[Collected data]
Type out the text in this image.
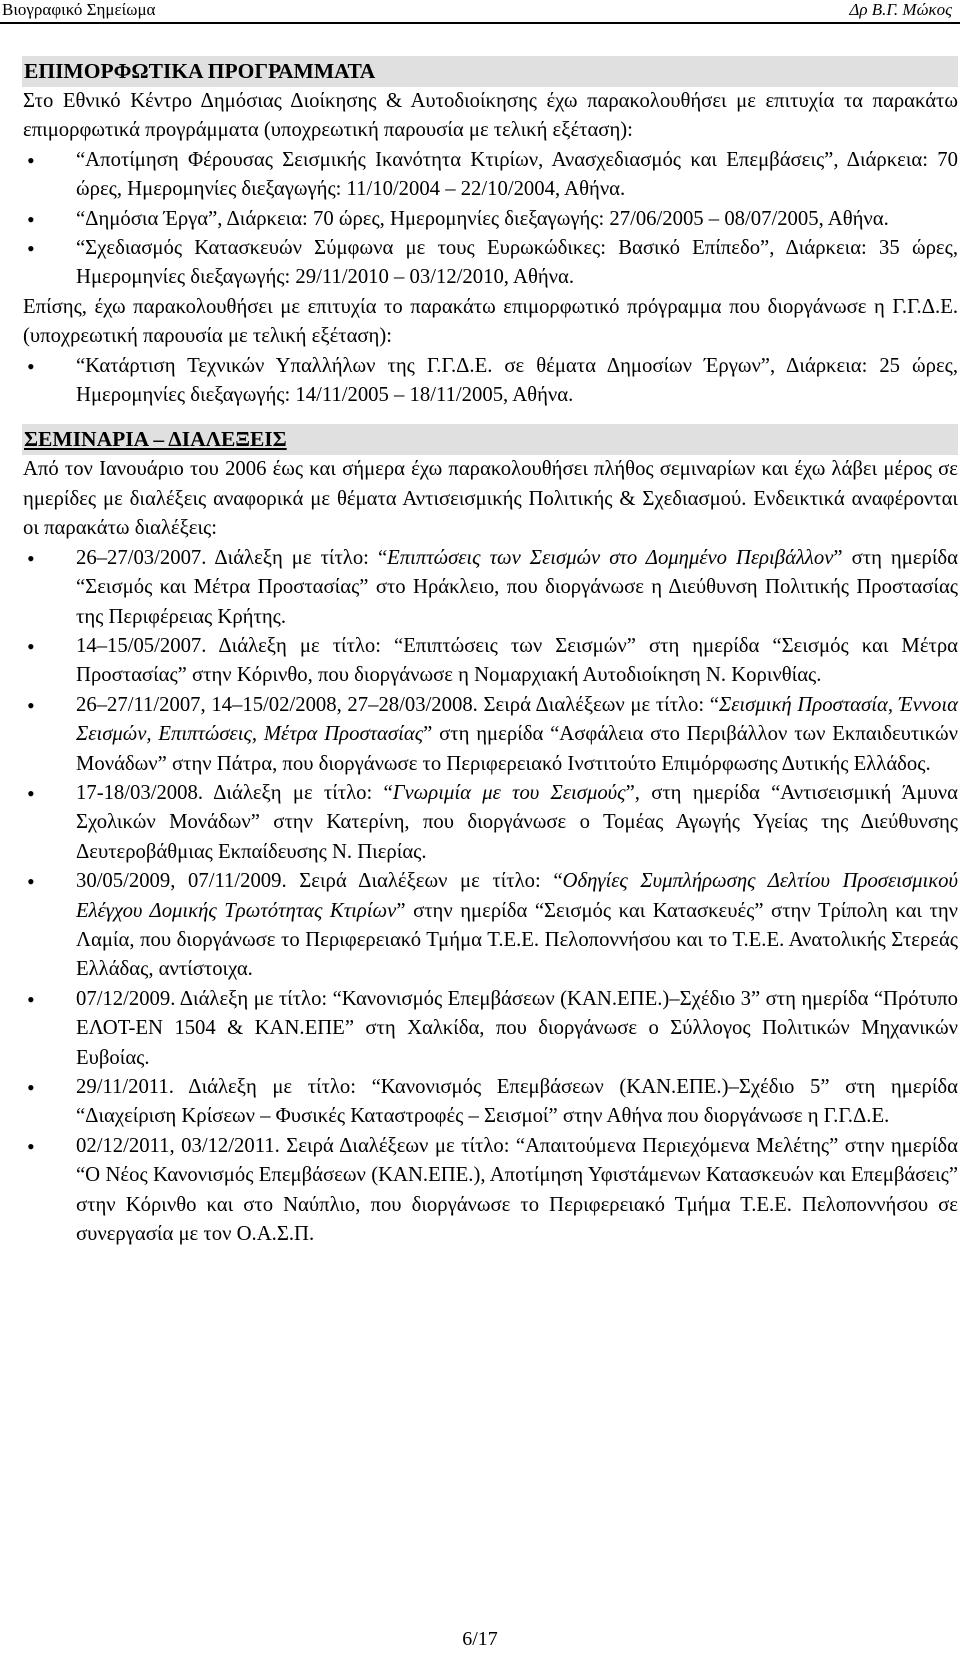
Βιογραφικό Σημείωμα	Δρ Β.Γ. Μώκος
ΕΠΙΜΟΡΦΩΤΙΚΑ ΠΡΟΓΡΑΜΜΑΤΑ

Στο Εθνικό Κέντρο Δημόσιας Διοίκησης & Αυτοδιοίκησης έχω παρακολουθήσει με επιτυχία τα παρακάτω επιμορφωτικά προγράμματα (υποχρεωτική παρουσία με τελική εξέταση):

• “Αποτίμηση Φέρουσας Σεισμικής Ικανότητα Κτιρίων, Ανασχεδιασμός και Επεμβάσεις”, Διάρκεια: 70 ώρες, Ημερομηνίες διεξαγωγής: 11/10/2004 – 22/10/2004, Αθήνα.
• “Δημόσια Έργα”, Διάρκεια: 70 ώρες, Ημερομηνίες διεξαγωγής: 27/06/2005 – 08/07/2005, Αθήνα.
• “Σχεδιασμός Κατασκευών Σύμφωνα με τους Ευρωκώδικες: Βασικό Επίπεδο”, Διάρκεια: 35 ώρες, Ημερομηνίες διεξαγωγής: 29/11/2010 – 03/12/2010, Αθήνα.

Επίσης, έχω παρακολουθήσει με επιτυχία το παρακάτω επιμορφωτικό πρόγραμμα που διοργάνωσε η Γ.Γ.Δ.Ε. (υποχρεωτική παρουσία με τελική εξέταση):

• “Κατάρτιση Τεχνικών Υπαλλήλων της Γ.Γ.Δ.Ε. σε θέματα Δημοσίων Έργων”, Διάρκεια: 25 ώρες, Ημερομηνίες διεξαγωγής: 14/11/2005 – 18/11/2005, Αθήνα.
ΣΕΜΙΝΑΡΙΑ – ΔΙΑΛΕΞΕΙΣ

Από τον Ιανουάριο του 2006 έως και σήμερα έχω παρακολουθήσει πλήθος σεμιναρίων και έχω λάβει μέρος σε ημερίδες με διαλέξεις αναφορικά με θέματα Αντισεισμικής Πολιτικής & Σχεδιασμού. Ενδεικτικά αναφέρονται οι παρακάτω διαλέξεις:

• 26–27/03/2007. Διάλεξη με τίτλο: “Επιπτώσεις των Σεισμών στο Δομημένο Περιβάλλον” στη ημερίδα “Σεισμός και Μέτρα Προστασίας” στο Ηράκλειο, που διοργάνωσε η Διεύθυνση Πολιτικής Προστασίας της Περιφέρειας Κρήτης.
• 14–15/05/2007. Διάλεξη με τίτλο: “Επιπτώσεις των Σεισμών” στη ημερίδα “Σεισμός και Μέτρα Προστασίας” στην Κόρινθο, που διοργάνωσε η Νομαρχιακή Αυτοδιοίκηση Ν. Κορινθίας.
• 26–27/11/2007, 14–15/02/2008, 27–28/03/2008. Σειρά Διαλέξεων με τίτλο: “Σεισμική Προστασία, Έννοια Σεισμών, Επιπτώσεις, Μέτρα Προστασίας” στη ημερίδα “Ασφάλεια στο Περιβάλλον των Εκπαιδευτικών Μονάδων” στην Πάτρα, που διοργάνωσε το Περιφερειακό Ινστιτούτο Επιμόρφωσης Δυτικής Ελλάδος.
• 17-18/03/2008. Διάλεξη με τίτλο: “Γνωριμία με του Σεισμούς”, στη ημερίδα “Αντισεισμική Άμυνα Σχολικών Μονάδων” στην Κατερίνη, που διοργάνωσε ο Τομέας Αγωγής Υγείας της Διεύθυνσης Δευτεροβάθμιας Εκπαίδευσης Ν. Πιερίας.
• 30/05/2009, 07/11/2009. Σειρά Διαλέξεων με τίτλο: “Οδηγίες Συμπλήρωσης Δελτίου Προσεισμικού Ελέγχου Δομικής Τρωτότητας Κτιρίων” στην ημερίδα “Σεισμός και Κατασκευές” στην Τρίπολη και την Λαμία, που διοργάνωσε το Περιφερειακό Τμήμα Τ.Ε.Ε. Πελοποννήσου και το Τ.Ε.Ε. Ανατολικής Στερεάς Ελλάδας, αντίστοιχα.
• 07/12/2009. Διάλεξη με τίτλο: “Κανονισμός Επεμβάσεων (ΚΑΝ.ΕΠΕ.)–Σχέδιο 3” στη ημερίδα “Πρότυπο ΕΛΟΤ-ΕΝ 1504 & ΚΑΝ.ΕΠΕ” στη Χαλκίδα, που διοργάνωσε ο Σύλλογος Πολιτικών Μηχανικών Ευβοίας.
• 29/11/2011. Διάλεξη με τίτλο: “Κανονισμός Επεμβάσεων (ΚΑΝ.ΕΠΕ.)–Σχέδιο 5” στη ημερίδα “Διαχείριση Κρίσεων – Φυσικές Καταστροφές – Σεισμοί” στην Αθήνα που διοργάνωσε η Γ.Γ.Δ.Ε.
• 02/12/2011, 03/12/2011. Σειρά Διαλέξεων με τίτλο: “Απαιτούμενα Περιεχόμενα Μελέτης” στην ημερίδα “Ο Νέος Κανονισμός Επεμβάσεων (ΚΑΝ.ΕΠΕ.), Αποτίμηση Υφιστάμενων Κατασκευών και Επεμβάσεις” στην Κόρινθο και στο Ναύπλιο, που διοργάνωσε το Περιφερειακό Τμήμα Τ.Ε.Ε. Πελοποννήσου σε συνεργασία με τον Ο.Α.Σ.Π.
6/17
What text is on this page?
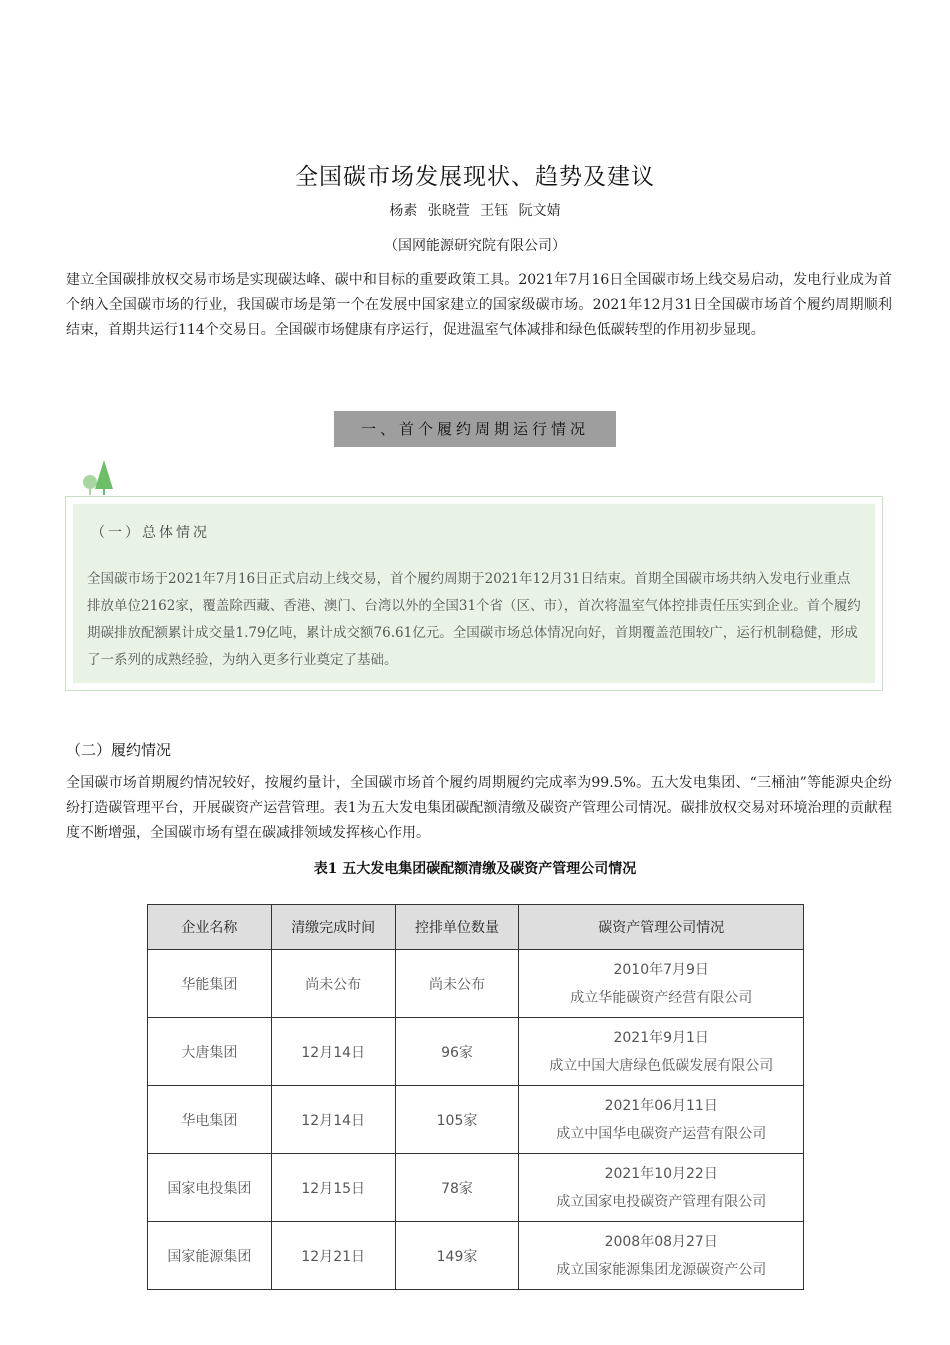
全国碳市场发展现状、趋势及建议
杨素 张晓萱 王钰 阮文婧
（国网能源研究院有限公司）

建立全国碳排放权交易市场是实现碳达峰、碳中和目标的重要政策工具。2021年7月16日全国碳市场上线交易启动，发电行业成为首个纳入全国碳市场的行业，我国碳市场是第一个在发展中国家建立的国家级碳市场。2021年12月31日全国碳市场首个履约周期顺利结束，首期共运行114个交易日。全国碳市场健康有序运行，促进温室气体减排和绿色低碳转型的作用初步显现。

一、首个履约周期运行情况
（一）总体情况

全国碳市场于2021年7月16日正式启动上线交易，首个履约周期于2021年12月31日结束。首期全国碳市场共纳入发电行业重点排放单位2162家，覆盖除西藏、香港、澳门、台湾以外的全国31个省（区、市），首次将温室气体控排责任压实到企业。首个履约期碳排放配额累计成交量1.79亿吨，累计成交额76.61亿元。全国碳市场总体情况向好，首期覆盖范围较广，运行机制稳健，形成了一系列的成熟经验，为纳入更多行业奠定了基础。

（二）履约情况

全国碳市场首期履约情况较好，按履约量计，全国碳市场首个履约周期履约完成率为99.5%。五大发电集团、“三桶油”等能源央企纷纷打造碳管理平台，开展碳资产运营管理。表1为五大发电集团碳配额清缴及碳资产管理公司情况。碳排放权交易对环境治理的贡献程度不断增强，全国碳市场有望在碳减排领域发挥核心作用。

表1 五大发电集团碳配额清缴及碳资产管理公司情况
企业名称	清缴完成时间	控排单位数量	碳资产管理公司情况
华能集团	尚未公布	尚未公布	2010年7月9日
成立华能碳资产经营有限公司

大唐集团	12月14日	96家	2021年9月1日
成立中国大唐绿色低碳发展有限公司

华电集团	12月14日	105家	2021年06月11日
成立中国华电碳资产运营有限公司

国家电投集团	12月15日	78家	2021年10月22日
成立国家电投碳资产管理有限公司

国家能源集团	12月21日	149家	2008年08月27日
成立国家能源集团龙源碳资产公司
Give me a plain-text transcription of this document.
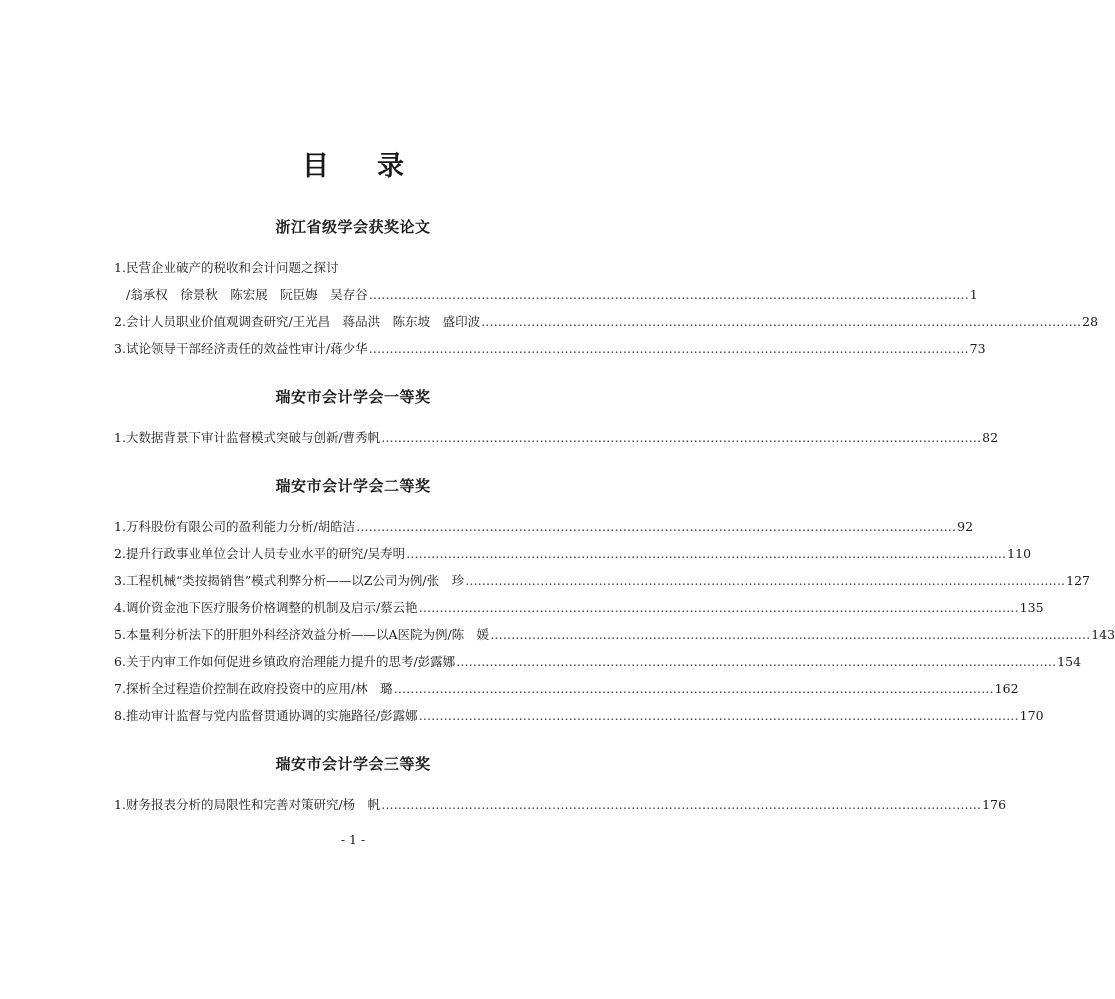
目录
浙江省级学会获奖论文
1. 民营企业破产的税收和会计问题之探讨
/翁承权　徐景秋　陈宏展　阮臣娒　吴存谷 ………………………………………………………………………………………………………………………………	1
2. 会计人员职业价值观调查研究 /王光昌　蒋品洪　陈东坡　盛印波 ………………………………………………………………………………………………………………………………	28
3. 试论领导干部经济责任的效益性审计 /蒋少华 ………………………………………………………………………………………………………………………………	73
瑞安市会计学会一等奖
1. 大数据背景下审计监督模式突破与创新 /曹秀帆 ………………………………………………………………………………………………………………………………	82
瑞安市会计学会二等奖
1. 万科股份有限公司的盈利能力分析 /胡皓洁 ………………………………………………………………………………………………………………………………	92
2. 提升行政事业单位会计人员专业水平的研究 /吴寿明 ………………………………………………………………………………………………………………………………	110
3. 工程机械“类按揭销售”模式利弊分析——以Z公司为例 /张　珍 ………………………………………………………………………………………………………………………………	127
4. 调价资金池下医疗服务价格调整的机制及启示 /蔡云艳 ………………………………………………………………………………………………………………………………	135
5. 本量利分析法下的肝胆外科经济效益分析——以A医院为例 /陈　媛 ………………………………………………………………………………………………………………………………	143
6. 关于内审工作如何促进乡镇政府治理能力提升的思考 /彭露娜 ………………………………………………………………………………………………………………………………	154
7. 探析全过程造价控制在政府投资中的应用 /林　璐 ………………………………………………………………………………………………………………………………	162
8. 推动审计监督与党内监督贯通协调的实施路径 /彭露娜 ………………………………………………………………………………………………………………………………	170
瑞安市会计学会三等奖
1. 财务报表分析的局限性和完善对策研究 /杨　帆 ………………………………………………………………………………………………………………………………	176
- 1 -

YOUR INSTRUCTIONS: Write out an exact reproduction of the lines from the line that holds "Give me a plain-text" to the bottom of the listing above, both ends included. Exclude pictures.

THE RESULT:
Give me a plain-text transcription of this document.
目录
浙江省级学会获奖论文
1. 民营企业破产的税收和会计问题之探讨
/翁承权　徐景秋　陈宏展　阮臣娒　吴存谷 ………………………………………………………………………………………………………………………………	1
2. 会计人员职业价值观调查研究 /王光昌　蒋品洪　陈东坡　盛印波 ………………………………………………………………………………………………………………………………	28
3. 试论领导干部经济责任的效益性审计 /蒋少华 ………………………………………………………………………………………………………………………………	73
瑞安市会计学会一等奖
1. 大数据背景下审计监督模式突破与创新 /曹秀帆 ………………………………………………………………………………………………………………………………	82
瑞安市会计学会二等奖
1. 万科股份有限公司的盈利能力分析 /胡皓洁 ………………………………………………………………………………………………………………………………	92
2. 提升行政事业单位会计人员专业水平的研究 /吴寿明 ………………………………………………………………………………………………………………………………	110
3. 工程机械“类按揭销售”模式利弊分析——以Z公司为例 /张　珍 ………………………………………………………………………………………………………………………………	127
4. 调价资金池下医疗服务价格调整的机制及启示 /蔡云艳 ………………………………………………………………………………………………………………………………	135
5. 本量利分析法下的肝胆外科经济效益分析——以A医院为例 /陈　媛 ………………………………………………………………………………………………………………………………	143
6. 关于内审工作如何促进乡镇政府治理能力提升的思考 /彭露娜 ………………………………………………………………………………………………………………………………	154
7. 探析全过程造价控制在政府投资中的应用 /林　璐 ………………………………………………………………………………………………………………………………	162
8. 推动审计监督与党内监督贯通协调的实施路径 /彭露娜 ………………………………………………………………………………………………………………………………	170
瑞安市会计学会三等奖
1. 财务报表分析的局限性和完善对策研究 /杨　帆 ………………………………………………………………………………………………………………………………	176
- 1 -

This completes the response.